> Objective
In the material below, list every line carrying the string "oppilas".

Dataset entries
▬▬▬

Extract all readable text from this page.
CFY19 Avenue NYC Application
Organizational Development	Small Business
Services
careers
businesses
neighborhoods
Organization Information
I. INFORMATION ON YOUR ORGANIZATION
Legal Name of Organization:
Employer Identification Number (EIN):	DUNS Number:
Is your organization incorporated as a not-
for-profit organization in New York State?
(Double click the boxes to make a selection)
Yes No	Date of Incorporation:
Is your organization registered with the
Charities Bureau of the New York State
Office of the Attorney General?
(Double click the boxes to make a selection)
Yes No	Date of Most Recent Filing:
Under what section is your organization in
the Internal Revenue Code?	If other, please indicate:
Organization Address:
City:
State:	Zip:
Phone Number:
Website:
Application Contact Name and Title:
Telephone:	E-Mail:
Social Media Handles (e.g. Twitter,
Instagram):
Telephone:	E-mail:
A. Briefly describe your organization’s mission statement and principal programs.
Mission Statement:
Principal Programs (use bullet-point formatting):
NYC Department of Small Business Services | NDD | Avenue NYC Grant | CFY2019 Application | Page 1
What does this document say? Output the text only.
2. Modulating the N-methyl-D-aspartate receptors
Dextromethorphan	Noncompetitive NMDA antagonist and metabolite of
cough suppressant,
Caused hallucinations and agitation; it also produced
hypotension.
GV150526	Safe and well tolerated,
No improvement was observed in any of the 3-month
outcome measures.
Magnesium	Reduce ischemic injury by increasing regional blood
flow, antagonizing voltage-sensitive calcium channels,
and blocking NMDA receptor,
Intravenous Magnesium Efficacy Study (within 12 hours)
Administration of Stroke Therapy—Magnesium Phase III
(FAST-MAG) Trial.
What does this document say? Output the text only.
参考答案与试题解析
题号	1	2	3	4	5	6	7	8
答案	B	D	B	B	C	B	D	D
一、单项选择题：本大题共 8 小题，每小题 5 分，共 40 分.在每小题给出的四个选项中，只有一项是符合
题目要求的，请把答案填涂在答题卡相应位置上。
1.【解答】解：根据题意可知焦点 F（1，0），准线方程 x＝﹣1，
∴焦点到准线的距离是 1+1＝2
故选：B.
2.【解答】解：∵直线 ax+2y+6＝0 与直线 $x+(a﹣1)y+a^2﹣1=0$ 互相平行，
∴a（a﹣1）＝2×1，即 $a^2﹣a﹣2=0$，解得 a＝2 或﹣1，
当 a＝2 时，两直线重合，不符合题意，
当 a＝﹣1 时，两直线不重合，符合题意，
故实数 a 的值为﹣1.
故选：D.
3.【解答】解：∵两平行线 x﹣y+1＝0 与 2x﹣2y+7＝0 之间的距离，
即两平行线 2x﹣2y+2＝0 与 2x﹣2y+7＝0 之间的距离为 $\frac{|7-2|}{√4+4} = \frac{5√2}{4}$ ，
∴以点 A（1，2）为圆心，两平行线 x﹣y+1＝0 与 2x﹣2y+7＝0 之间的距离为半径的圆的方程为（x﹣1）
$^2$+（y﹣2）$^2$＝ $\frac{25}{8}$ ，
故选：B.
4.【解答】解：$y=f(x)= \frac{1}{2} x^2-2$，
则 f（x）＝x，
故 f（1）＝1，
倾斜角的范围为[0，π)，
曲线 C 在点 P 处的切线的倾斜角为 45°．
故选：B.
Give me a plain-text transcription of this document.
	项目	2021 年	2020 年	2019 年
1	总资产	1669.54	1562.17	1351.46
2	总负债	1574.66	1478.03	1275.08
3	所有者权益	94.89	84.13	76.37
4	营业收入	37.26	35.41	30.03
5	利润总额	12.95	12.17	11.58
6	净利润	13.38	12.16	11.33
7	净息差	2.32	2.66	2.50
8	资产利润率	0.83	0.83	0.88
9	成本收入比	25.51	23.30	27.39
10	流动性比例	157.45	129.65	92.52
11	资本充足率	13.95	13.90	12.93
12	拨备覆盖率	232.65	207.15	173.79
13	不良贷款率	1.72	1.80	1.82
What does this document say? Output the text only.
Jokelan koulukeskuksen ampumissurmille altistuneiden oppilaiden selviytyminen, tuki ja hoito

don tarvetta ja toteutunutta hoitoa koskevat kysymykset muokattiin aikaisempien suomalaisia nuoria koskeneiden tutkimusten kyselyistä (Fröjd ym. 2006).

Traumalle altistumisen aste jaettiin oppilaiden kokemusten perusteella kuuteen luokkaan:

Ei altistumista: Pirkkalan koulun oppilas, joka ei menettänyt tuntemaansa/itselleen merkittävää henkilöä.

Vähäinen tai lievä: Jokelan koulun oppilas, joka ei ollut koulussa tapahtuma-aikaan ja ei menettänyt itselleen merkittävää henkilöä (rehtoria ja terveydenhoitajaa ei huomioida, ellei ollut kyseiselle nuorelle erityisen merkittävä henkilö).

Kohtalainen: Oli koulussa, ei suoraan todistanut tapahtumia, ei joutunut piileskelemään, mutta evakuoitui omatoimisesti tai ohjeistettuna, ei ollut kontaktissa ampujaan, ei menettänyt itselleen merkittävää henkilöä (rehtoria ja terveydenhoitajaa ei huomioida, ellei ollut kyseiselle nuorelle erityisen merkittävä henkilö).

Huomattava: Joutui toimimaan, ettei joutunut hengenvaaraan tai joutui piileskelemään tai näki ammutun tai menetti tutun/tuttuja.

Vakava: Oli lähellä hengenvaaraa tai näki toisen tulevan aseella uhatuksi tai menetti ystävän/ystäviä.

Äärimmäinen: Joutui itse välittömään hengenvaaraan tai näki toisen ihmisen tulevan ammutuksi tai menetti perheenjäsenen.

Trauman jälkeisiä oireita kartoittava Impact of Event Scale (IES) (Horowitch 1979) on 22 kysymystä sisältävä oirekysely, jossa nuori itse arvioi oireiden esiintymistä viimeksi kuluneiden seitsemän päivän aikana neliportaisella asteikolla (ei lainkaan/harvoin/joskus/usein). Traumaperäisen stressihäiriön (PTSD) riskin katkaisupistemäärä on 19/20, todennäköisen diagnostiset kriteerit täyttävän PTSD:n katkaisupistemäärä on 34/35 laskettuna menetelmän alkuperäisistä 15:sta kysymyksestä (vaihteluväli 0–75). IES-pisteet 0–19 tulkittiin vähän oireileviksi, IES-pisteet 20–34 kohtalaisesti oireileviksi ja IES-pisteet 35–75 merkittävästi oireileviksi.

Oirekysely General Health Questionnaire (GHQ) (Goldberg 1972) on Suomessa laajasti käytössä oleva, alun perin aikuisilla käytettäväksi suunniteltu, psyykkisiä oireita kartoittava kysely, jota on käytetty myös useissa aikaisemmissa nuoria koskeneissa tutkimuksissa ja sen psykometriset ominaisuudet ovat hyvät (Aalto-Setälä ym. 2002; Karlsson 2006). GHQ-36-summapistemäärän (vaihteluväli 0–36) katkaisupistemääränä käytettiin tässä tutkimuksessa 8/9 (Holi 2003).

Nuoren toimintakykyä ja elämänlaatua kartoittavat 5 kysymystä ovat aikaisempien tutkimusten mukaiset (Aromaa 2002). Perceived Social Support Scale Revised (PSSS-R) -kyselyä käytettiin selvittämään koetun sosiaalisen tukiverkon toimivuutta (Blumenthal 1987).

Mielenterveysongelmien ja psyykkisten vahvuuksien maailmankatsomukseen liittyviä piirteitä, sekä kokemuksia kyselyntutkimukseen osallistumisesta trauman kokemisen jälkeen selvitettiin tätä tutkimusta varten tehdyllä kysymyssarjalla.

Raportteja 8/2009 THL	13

▬▬▬

> Output below
Ei altistumista: Pirkkalan koulun oppilas, joka ei menettänyt tuntemaansa/itselleen merkittävää henkilöä.
Vähäinen tai lievä: Jokelan koulun oppilas, joka ei ollut koulussa tapahtuma-aikaan ja ei menettänyt itselleen merkittävää henkilöä (rehtoria ja terveydenhoitajaa ei huomioida, ellei ollut kyseiselle nuorelle erityisen merkittävä henkilö).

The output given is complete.